→ **Extract to read**:
Besides preparing for the House of Blues show, Vaughan is also looking forward to his next album, Baby, Please Come Home, which will be issued May 17 by The Last Music Co. It features a mix of tracks with his full Tilt-a-Whirl Band and the organ trio he co-leads with organist and Denton native Mike Flanigin.

“I picked a bunch of songs that I love, and I don’t think most people have heard and recorded them," Vaughan says. "They’re all basically live. I hope everybody digs it.”

The man behind the Jimmie Vaughan Tex-Mex Stratocaster is also excited about a new Fender Custom Shop version of the guitar.

“It’s the best Stratocaster they can make,” Vaughan marvels. “And you can still buy my Tex-Mex Fender guitars if you want one for $800."

By the time he joins Guy at House of Blues, Vaughan will have just turned 68, but he’s just excited as ever about music. Even after playing more than 50 years, he still takes lessons.

“I’m always trying to figure out the reasons behind what chords you use," Vaughan says. "It’s really all just a quest to express myself. I enjoy learning about chords and progressions and things like that. But in the end it’s always the blues that I want to play.”

Jimmie Vaughan and Buddy Guy play Wednesday, March 27 House of Blues. Doors open at 7 p.m.

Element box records
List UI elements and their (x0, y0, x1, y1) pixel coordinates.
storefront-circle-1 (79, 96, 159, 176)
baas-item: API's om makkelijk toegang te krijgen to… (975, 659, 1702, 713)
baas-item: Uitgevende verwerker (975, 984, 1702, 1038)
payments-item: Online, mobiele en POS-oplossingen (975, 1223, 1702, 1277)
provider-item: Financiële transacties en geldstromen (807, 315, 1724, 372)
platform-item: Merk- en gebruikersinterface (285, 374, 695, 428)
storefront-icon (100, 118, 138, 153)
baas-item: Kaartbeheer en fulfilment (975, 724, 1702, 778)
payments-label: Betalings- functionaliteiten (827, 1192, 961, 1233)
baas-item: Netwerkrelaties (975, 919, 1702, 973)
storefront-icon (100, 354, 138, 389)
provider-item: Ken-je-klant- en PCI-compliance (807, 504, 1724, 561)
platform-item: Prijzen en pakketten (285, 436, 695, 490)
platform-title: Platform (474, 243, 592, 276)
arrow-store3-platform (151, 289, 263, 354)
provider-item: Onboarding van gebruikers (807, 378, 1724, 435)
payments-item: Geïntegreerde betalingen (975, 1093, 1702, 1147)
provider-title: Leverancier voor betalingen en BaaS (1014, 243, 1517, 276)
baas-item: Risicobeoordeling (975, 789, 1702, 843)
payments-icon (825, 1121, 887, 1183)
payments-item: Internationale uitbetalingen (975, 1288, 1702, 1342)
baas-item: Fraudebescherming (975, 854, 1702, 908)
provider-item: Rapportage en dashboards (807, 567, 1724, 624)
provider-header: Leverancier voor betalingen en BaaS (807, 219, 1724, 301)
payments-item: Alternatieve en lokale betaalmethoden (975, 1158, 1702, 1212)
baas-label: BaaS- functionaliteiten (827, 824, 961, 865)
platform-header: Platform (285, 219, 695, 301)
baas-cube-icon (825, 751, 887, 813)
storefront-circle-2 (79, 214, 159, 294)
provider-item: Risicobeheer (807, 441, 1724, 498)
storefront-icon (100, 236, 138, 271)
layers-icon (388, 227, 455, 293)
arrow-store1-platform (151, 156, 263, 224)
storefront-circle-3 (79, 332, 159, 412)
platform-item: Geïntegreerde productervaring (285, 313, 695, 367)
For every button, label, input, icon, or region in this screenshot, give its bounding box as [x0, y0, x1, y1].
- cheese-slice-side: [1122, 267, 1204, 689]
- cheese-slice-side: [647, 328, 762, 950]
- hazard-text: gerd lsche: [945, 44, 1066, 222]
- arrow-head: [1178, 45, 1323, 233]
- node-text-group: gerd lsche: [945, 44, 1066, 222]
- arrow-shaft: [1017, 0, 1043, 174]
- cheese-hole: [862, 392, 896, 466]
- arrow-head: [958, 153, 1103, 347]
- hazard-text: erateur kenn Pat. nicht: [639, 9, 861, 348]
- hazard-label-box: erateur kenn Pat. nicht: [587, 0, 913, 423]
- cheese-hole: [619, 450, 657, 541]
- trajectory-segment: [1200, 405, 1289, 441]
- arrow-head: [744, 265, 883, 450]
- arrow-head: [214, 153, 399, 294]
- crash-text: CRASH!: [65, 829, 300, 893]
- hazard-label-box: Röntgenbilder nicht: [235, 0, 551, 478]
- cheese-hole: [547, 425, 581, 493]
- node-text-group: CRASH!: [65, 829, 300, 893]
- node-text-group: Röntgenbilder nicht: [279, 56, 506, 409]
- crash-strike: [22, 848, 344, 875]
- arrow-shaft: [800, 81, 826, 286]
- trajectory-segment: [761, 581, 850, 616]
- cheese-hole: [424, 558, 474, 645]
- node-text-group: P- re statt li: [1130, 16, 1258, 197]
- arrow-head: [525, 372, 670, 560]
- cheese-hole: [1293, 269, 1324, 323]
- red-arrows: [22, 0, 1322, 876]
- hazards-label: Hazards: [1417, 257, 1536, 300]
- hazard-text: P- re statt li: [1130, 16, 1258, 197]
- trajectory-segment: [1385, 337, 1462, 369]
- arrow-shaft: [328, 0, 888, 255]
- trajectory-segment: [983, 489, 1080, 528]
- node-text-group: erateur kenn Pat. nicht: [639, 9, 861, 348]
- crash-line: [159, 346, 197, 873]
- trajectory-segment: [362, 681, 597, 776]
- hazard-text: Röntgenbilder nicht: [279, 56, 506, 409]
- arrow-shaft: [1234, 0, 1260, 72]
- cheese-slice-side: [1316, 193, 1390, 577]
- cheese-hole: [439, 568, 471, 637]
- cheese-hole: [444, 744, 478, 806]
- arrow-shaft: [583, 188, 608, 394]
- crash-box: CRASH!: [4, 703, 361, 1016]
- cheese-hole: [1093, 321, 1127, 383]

→ **Work to complete**: Please copy out, word for word, the stretch of the Jimmie Vaughan article that begins with the words containing "By the time" and ends with "open at 7 p.m.".

→ **Output**:
By the time he joins Guy at House of Blues, Vaughan will have just turned 68, but he’s just excited as ever about music. Even after playing more than 50 years, he still takes lessons.

“I’m always trying to figure out the reasons behind what chords you use," Vaughan says. "It’s really all just a quest to express myself. I enjoy learning about chords and progressions and things like that. But in the end it’s always the blues that I want to play.”

Jimmie Vaughan and Buddy Guy play Wednesday, March 27 House of Blues. Doors open at 7 p.m.